__WORK TO COMPLETE__
Give only the number of lines that contain the word "экстремизма".
:: AVAILABLE RECORDS
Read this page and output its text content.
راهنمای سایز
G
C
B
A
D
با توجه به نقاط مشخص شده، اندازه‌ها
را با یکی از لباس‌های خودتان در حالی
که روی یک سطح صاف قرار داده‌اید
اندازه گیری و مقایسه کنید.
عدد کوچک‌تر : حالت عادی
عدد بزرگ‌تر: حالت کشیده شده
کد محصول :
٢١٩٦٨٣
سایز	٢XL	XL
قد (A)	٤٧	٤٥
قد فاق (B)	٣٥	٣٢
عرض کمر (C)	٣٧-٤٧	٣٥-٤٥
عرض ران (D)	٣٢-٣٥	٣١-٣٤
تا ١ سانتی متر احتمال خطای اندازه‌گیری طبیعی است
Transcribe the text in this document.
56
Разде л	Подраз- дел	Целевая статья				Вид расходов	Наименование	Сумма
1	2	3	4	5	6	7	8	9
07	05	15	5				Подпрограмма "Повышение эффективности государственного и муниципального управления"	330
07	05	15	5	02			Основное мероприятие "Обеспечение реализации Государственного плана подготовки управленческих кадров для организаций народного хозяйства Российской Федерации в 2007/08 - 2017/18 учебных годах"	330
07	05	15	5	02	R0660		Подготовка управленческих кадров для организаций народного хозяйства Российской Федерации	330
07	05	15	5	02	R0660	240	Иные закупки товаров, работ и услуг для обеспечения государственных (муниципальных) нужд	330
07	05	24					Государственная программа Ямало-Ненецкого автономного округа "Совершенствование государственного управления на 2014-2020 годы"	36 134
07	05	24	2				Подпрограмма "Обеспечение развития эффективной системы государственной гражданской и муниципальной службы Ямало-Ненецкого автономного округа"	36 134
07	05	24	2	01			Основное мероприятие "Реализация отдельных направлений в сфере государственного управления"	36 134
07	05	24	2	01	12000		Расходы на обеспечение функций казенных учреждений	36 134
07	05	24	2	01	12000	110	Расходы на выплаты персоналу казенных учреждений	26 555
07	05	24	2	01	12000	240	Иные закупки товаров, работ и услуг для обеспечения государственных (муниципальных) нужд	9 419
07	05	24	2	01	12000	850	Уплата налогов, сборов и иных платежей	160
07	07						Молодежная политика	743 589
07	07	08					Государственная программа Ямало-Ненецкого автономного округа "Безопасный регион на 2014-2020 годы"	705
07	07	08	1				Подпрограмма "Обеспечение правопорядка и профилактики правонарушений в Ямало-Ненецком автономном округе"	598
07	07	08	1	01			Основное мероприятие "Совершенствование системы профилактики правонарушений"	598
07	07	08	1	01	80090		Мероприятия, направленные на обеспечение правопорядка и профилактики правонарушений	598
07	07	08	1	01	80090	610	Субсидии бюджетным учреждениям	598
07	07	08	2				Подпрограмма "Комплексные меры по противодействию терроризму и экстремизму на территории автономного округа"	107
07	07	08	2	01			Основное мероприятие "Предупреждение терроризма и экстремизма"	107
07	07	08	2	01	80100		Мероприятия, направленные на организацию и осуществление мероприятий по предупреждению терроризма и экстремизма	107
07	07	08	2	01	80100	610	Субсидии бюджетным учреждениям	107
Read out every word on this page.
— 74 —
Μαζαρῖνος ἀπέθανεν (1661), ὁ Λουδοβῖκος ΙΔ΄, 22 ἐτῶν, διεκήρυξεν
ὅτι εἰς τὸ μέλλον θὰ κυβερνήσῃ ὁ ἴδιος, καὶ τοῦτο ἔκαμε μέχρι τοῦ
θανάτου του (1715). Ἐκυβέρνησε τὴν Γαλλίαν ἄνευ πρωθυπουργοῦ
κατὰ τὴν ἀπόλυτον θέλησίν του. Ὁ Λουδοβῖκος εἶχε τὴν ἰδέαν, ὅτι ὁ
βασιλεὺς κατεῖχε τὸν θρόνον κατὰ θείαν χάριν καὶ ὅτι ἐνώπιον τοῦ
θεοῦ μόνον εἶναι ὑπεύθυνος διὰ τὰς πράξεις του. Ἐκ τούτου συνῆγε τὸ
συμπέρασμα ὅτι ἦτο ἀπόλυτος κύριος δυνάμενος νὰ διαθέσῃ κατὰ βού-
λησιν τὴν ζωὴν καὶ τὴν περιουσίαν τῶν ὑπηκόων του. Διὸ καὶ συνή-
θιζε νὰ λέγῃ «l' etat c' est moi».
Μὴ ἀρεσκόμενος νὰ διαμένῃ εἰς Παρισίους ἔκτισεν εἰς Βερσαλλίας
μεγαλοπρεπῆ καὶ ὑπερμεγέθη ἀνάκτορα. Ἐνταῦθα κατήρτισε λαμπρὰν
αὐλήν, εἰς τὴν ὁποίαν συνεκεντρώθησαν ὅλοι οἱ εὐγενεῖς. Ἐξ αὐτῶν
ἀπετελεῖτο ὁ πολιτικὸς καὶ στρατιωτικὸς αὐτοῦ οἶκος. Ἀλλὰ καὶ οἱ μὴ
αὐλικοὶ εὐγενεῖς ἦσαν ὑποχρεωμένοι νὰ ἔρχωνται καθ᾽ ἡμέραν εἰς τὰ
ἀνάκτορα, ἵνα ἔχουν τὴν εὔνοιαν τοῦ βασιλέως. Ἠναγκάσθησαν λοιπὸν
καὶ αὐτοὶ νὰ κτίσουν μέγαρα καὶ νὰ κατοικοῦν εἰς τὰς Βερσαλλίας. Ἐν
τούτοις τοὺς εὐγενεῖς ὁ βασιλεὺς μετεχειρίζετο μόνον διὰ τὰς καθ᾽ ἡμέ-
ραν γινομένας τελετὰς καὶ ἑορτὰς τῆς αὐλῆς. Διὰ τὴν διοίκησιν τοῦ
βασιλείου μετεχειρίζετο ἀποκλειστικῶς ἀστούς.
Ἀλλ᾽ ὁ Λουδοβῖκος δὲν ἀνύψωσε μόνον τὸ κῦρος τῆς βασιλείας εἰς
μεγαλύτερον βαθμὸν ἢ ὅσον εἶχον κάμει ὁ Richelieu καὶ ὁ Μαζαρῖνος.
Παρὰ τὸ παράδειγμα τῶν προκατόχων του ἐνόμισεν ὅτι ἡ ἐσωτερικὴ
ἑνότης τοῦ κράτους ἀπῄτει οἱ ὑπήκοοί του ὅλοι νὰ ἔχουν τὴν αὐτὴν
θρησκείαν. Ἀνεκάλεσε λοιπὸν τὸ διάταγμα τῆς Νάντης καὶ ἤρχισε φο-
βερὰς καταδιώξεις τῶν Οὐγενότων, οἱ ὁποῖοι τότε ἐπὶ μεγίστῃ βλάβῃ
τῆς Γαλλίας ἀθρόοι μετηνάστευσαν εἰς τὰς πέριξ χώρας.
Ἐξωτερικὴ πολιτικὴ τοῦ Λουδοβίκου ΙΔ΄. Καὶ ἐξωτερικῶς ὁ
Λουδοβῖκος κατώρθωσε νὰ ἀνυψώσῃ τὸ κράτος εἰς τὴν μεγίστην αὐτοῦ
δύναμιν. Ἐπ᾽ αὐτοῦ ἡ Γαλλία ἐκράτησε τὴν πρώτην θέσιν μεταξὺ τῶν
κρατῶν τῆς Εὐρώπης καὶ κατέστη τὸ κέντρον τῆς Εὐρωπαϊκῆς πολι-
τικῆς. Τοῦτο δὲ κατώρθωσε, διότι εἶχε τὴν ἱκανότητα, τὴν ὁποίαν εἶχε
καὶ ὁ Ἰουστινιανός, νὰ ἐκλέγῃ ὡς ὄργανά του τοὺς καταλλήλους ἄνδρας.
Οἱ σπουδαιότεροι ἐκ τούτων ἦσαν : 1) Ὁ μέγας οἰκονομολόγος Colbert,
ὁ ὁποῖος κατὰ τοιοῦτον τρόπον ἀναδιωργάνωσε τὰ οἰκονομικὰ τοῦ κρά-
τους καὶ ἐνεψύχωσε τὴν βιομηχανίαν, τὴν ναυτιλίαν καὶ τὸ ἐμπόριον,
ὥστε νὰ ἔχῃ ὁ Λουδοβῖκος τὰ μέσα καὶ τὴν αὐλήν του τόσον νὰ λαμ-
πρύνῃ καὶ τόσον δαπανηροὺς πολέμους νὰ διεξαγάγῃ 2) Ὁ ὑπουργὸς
::::
__CORRECT OUTPUT__
2